* [Records provided]

## START

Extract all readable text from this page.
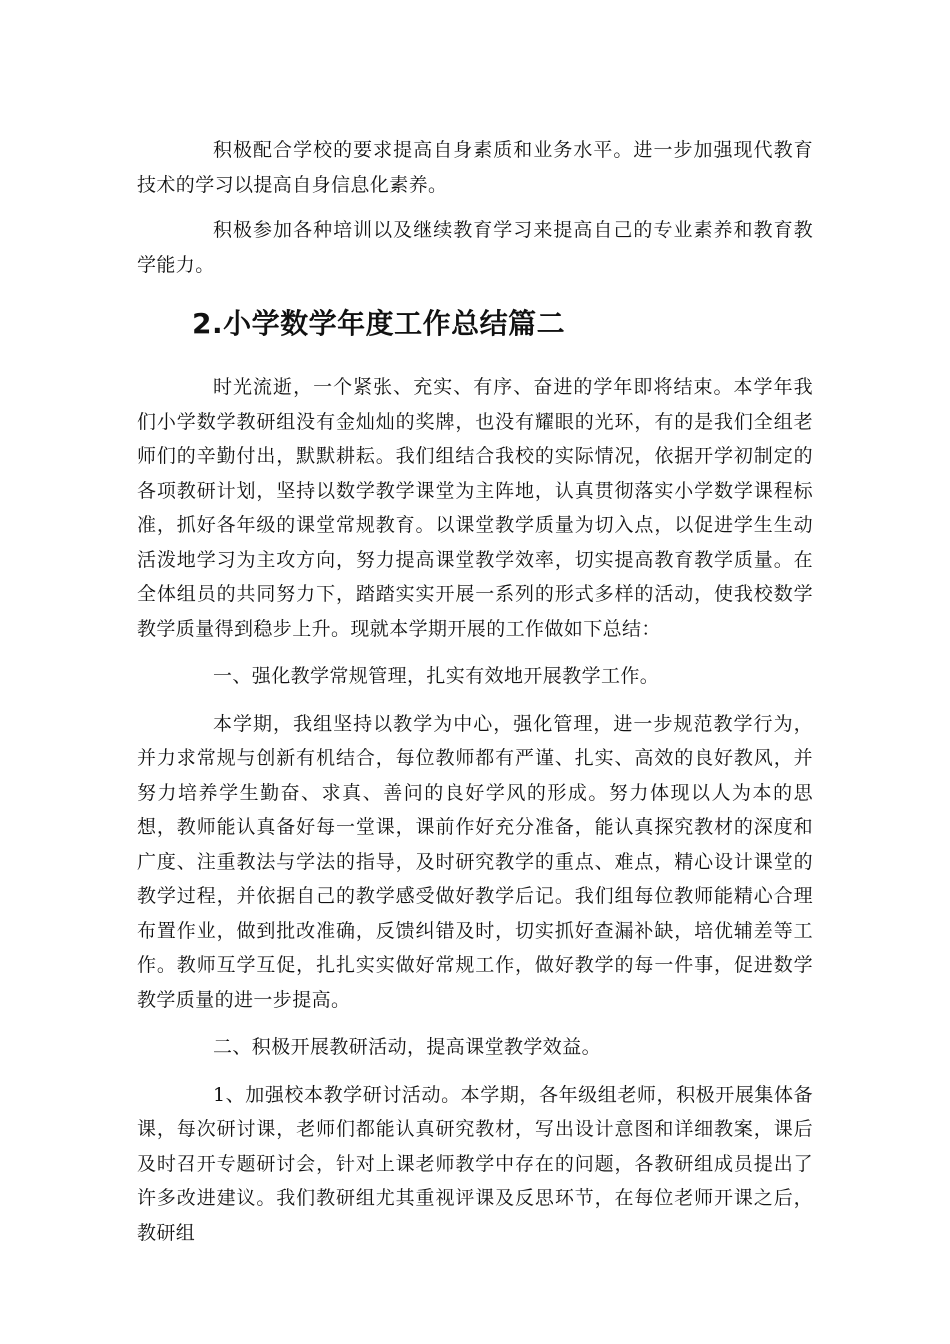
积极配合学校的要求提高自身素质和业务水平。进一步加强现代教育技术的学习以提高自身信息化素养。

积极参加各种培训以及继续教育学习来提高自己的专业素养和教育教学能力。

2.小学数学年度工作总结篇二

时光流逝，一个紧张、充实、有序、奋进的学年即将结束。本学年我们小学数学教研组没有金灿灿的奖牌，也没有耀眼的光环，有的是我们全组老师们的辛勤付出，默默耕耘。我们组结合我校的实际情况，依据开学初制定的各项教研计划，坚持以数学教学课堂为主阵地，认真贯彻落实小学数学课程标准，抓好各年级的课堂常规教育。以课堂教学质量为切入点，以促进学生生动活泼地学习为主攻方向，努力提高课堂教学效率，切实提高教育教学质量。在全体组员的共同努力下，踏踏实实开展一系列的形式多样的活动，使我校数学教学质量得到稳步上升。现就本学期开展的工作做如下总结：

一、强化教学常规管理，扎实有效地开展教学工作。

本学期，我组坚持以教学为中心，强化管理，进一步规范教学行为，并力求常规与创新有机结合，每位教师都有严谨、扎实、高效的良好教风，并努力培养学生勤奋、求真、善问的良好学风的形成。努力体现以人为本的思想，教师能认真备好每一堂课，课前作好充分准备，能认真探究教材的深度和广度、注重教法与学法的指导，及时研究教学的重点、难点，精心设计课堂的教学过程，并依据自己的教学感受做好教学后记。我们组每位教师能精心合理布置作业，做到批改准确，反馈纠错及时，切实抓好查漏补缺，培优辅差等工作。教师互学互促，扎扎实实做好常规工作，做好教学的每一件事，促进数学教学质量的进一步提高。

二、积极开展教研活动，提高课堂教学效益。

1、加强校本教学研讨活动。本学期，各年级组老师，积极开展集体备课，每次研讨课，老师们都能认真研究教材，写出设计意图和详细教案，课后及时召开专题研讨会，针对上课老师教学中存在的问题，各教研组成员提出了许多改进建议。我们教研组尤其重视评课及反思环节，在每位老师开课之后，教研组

## END
## START

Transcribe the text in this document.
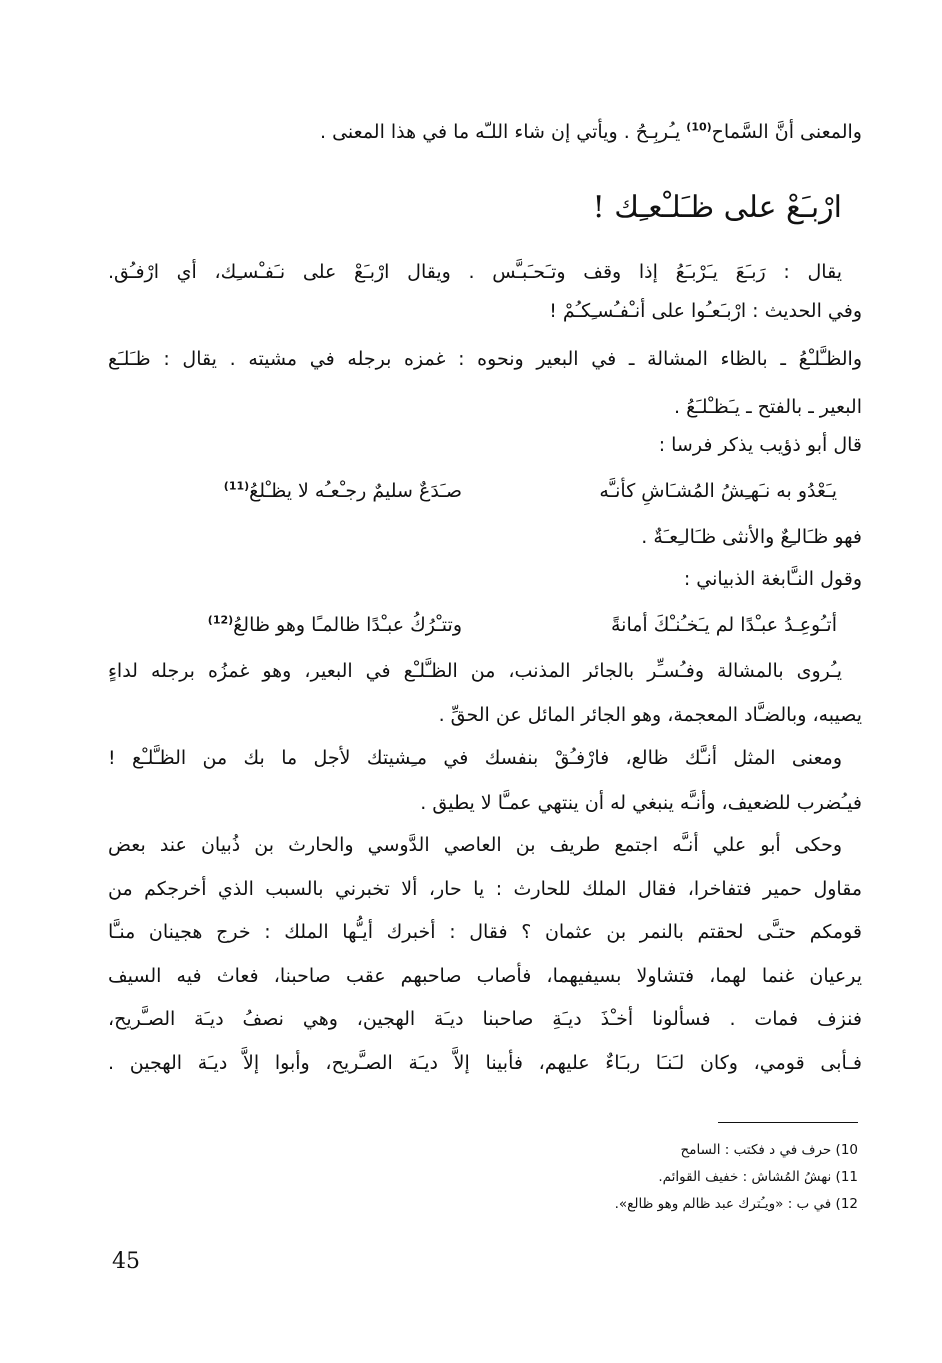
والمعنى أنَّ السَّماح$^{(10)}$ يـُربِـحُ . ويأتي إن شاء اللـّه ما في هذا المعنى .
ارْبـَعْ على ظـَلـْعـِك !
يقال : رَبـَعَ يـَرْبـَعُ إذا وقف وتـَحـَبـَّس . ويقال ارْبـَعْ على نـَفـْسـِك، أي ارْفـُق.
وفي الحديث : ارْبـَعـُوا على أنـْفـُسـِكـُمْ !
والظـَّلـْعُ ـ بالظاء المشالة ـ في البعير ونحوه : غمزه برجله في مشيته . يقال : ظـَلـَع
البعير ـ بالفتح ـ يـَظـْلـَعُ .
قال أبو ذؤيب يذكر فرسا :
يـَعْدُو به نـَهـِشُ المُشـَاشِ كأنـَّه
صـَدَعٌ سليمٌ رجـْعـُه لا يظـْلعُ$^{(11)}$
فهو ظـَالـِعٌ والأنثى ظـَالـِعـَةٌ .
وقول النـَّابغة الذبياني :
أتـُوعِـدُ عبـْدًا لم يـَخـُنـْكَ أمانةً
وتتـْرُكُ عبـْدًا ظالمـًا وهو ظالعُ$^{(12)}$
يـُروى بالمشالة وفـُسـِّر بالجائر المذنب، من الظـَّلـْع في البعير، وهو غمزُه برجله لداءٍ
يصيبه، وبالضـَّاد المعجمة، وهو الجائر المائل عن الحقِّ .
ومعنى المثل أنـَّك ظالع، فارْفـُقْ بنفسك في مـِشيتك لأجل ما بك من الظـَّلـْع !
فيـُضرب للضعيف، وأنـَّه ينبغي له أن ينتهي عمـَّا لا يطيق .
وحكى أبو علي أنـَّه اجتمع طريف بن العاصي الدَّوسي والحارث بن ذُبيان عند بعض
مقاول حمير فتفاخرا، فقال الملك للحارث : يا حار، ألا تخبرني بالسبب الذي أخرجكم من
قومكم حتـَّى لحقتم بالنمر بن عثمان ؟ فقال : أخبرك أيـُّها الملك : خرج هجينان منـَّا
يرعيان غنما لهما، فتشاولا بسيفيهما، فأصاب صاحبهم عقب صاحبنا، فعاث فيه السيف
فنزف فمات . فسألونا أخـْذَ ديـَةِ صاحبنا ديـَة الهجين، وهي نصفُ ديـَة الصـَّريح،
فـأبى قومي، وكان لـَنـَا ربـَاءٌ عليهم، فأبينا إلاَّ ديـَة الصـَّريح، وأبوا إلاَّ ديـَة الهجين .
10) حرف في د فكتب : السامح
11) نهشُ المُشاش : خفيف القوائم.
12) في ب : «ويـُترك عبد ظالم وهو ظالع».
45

## END
## START

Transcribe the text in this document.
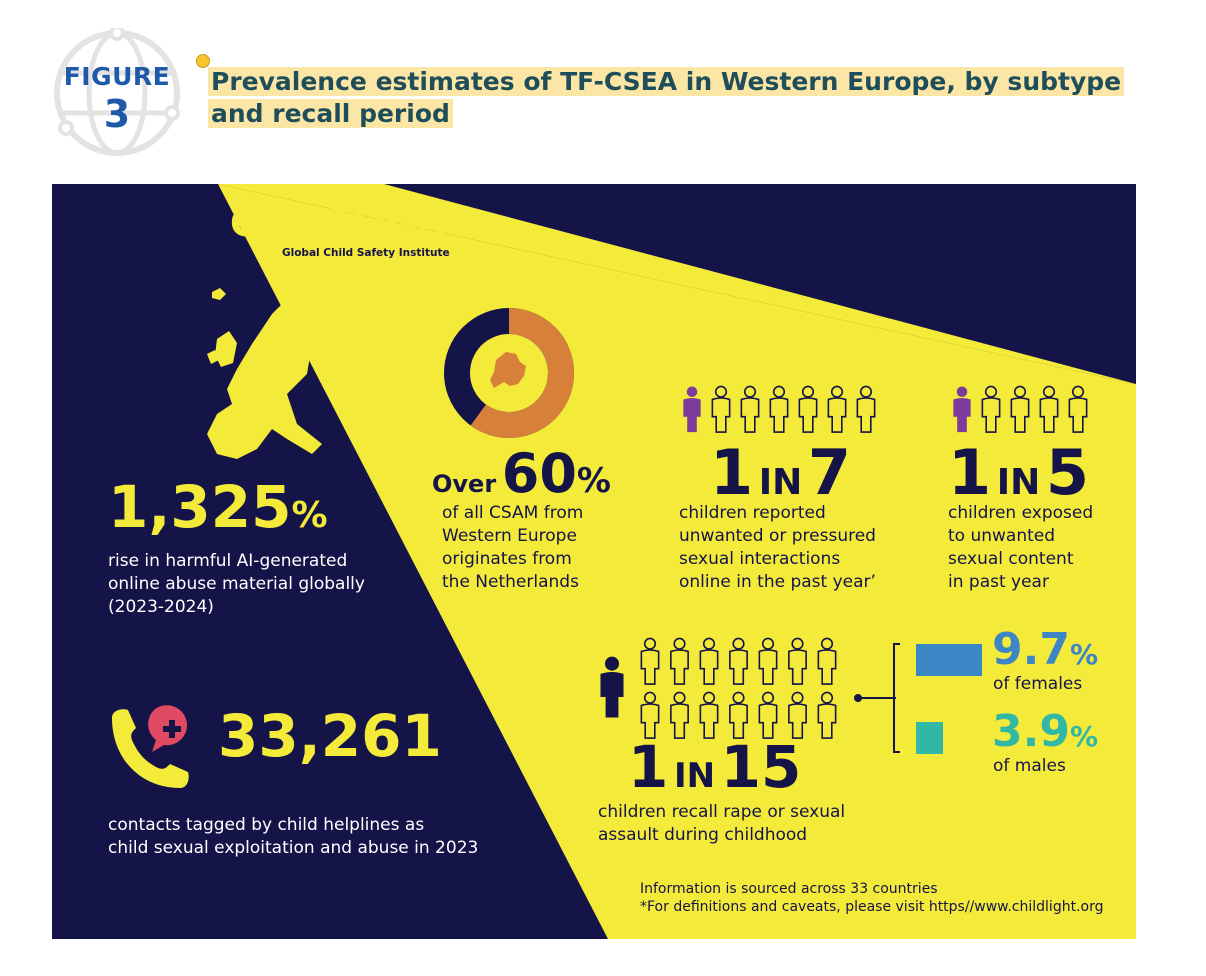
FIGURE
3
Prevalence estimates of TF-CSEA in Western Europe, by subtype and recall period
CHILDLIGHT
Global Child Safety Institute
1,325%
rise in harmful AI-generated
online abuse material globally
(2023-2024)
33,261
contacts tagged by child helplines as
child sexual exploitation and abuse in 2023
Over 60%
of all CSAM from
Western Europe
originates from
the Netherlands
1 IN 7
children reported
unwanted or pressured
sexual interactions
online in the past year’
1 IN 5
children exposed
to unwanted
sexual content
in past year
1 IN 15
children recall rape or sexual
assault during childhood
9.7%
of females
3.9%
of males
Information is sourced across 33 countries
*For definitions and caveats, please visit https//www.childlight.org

## END

* [Requirement] From the entries, copy out each line containing the word "recall".

* [Solved exercise]
Prevalence estimates of TF-CSEA in Western Europe, by subtype and recall period
children recall rape or sexual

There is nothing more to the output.